**Requirements**
Copy out word for word the part of the listing from the line that contains "382, 290, 390]" through the line that contains "Text: 3 RUSKINGTON CLOSE: 108sqm", including both of those lines.

Annotated element listing
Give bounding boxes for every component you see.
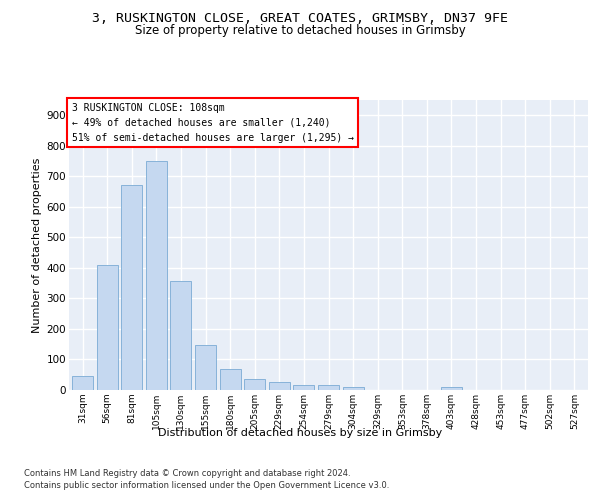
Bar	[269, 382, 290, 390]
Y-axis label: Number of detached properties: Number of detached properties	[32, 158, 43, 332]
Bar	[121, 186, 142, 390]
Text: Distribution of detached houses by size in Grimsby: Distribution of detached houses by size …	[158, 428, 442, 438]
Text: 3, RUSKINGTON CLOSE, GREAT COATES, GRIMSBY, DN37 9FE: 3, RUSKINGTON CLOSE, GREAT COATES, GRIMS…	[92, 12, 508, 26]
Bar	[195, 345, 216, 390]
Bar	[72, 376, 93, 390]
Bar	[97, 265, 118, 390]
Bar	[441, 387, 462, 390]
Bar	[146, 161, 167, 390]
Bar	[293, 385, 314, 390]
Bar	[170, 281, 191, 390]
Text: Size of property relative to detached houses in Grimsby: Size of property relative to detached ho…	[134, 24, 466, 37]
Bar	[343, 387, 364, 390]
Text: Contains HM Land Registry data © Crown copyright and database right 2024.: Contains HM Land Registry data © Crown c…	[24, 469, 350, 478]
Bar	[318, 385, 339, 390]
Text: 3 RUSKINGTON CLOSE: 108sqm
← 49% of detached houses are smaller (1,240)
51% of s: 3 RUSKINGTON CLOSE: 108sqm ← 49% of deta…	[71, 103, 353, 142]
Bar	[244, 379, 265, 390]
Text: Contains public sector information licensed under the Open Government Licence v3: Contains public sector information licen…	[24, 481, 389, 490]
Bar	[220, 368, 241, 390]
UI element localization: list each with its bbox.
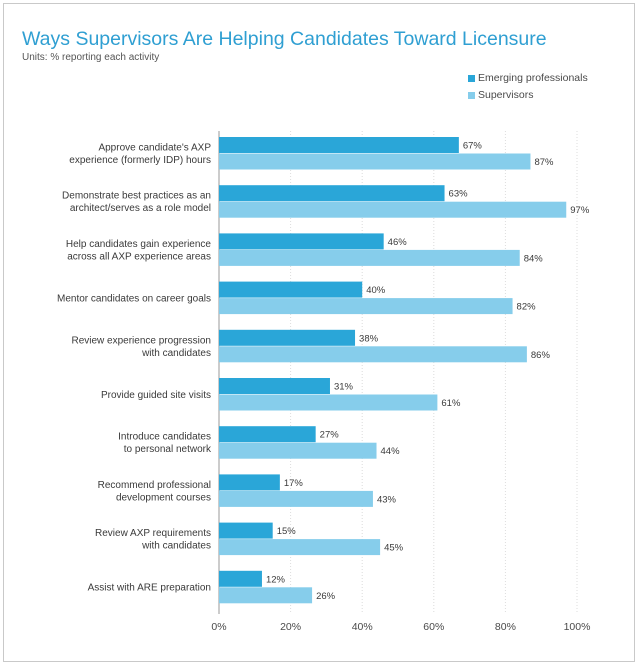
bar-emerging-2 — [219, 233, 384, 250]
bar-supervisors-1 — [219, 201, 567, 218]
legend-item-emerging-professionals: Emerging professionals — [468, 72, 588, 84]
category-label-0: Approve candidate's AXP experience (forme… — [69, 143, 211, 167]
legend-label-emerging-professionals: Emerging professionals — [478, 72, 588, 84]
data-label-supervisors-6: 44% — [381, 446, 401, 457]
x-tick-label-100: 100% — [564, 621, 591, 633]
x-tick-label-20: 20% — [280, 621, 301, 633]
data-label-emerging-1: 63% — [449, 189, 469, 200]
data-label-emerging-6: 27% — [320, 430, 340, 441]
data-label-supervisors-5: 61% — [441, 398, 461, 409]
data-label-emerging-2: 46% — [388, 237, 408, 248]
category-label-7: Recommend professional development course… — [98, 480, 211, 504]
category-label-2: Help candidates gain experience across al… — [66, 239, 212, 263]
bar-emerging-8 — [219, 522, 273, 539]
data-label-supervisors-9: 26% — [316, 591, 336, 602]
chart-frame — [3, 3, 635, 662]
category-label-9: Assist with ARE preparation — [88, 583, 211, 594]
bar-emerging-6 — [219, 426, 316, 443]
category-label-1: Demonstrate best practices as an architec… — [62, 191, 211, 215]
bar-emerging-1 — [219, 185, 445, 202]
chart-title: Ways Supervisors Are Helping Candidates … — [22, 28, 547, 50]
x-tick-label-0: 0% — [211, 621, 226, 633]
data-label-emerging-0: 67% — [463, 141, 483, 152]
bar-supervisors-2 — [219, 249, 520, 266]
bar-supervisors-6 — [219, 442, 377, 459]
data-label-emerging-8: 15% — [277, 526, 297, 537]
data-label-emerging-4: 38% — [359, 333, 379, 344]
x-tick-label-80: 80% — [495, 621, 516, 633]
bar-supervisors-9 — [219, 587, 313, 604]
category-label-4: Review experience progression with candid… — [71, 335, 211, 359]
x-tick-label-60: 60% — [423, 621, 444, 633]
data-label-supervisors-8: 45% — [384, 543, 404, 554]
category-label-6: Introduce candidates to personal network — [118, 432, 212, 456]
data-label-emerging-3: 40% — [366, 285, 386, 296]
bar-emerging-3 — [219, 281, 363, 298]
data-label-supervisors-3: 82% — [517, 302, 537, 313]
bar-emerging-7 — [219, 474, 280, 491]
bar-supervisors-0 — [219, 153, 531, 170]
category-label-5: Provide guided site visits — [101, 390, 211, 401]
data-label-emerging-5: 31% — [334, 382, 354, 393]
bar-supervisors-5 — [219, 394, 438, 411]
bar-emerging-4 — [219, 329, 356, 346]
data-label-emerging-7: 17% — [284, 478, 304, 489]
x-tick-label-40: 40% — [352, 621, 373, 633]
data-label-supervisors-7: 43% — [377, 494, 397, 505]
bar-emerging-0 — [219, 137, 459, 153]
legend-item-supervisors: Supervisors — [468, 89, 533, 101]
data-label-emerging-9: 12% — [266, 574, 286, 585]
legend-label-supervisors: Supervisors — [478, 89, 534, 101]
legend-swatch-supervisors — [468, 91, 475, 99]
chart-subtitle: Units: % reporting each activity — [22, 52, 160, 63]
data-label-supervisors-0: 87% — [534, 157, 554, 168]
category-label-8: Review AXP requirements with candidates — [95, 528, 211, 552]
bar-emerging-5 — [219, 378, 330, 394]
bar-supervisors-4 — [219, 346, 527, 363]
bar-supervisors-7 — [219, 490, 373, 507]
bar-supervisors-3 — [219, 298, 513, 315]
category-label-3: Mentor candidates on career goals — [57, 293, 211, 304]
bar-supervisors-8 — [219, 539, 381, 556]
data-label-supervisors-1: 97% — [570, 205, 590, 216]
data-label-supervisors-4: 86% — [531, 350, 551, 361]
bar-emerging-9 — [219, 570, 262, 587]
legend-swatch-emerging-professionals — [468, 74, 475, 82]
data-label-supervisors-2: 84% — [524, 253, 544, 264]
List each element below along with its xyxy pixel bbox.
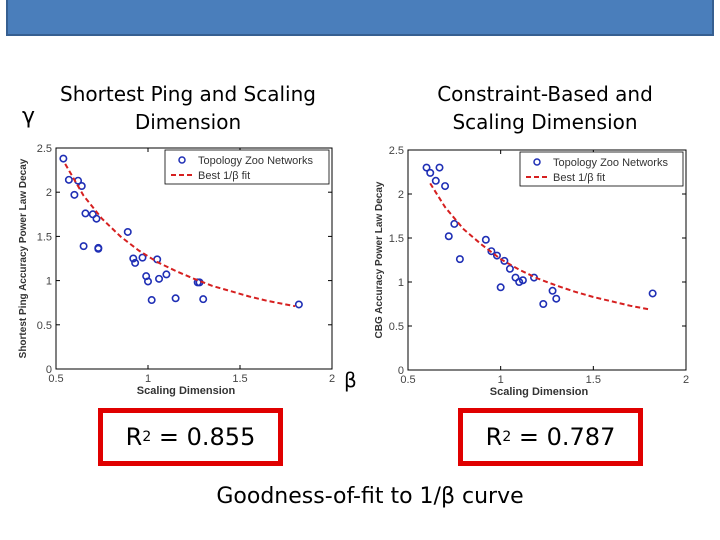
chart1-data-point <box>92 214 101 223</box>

**Complete answer**
Bar	[269, 382, 290, 390]
Y-axis label: Number of detached properties: Number of detached properties	[32, 158, 43, 332]
Bar	[121, 186, 142, 390]
Text: Distribution of detached houses by size in Grimsby: Distribution of detached houses by size …	[158, 428, 442, 438]
Text: 3, RUSKINGTON CLOSE, GREAT COATES, GRIMSBY, DN37 9FE: 3, RUSKINGTON CLOSE, GREAT COATES, GRIMS…	[92, 12, 508, 26]
Bar	[195, 345, 216, 390]
Bar	[72, 376, 93, 390]
Bar	[97, 265, 118, 390]
Bar	[441, 387, 462, 390]
Bar	[146, 161, 167, 390]
Bar	[293, 385, 314, 390]
Bar	[170, 281, 191, 390]
Text: Size of property relative to detached houses in Grimsby: Size of property relative to detached ho…	[134, 24, 466, 37]
Bar	[343, 387, 364, 390]
Text: Contains HM Land Registry data © Crown copyright and database right 2024.: Contains HM Land Registry data © Crown c…	[24, 469, 350, 478]
Bar	[318, 385, 339, 390]
Text: 3 RUSKINGTON CLOSE: 108sqm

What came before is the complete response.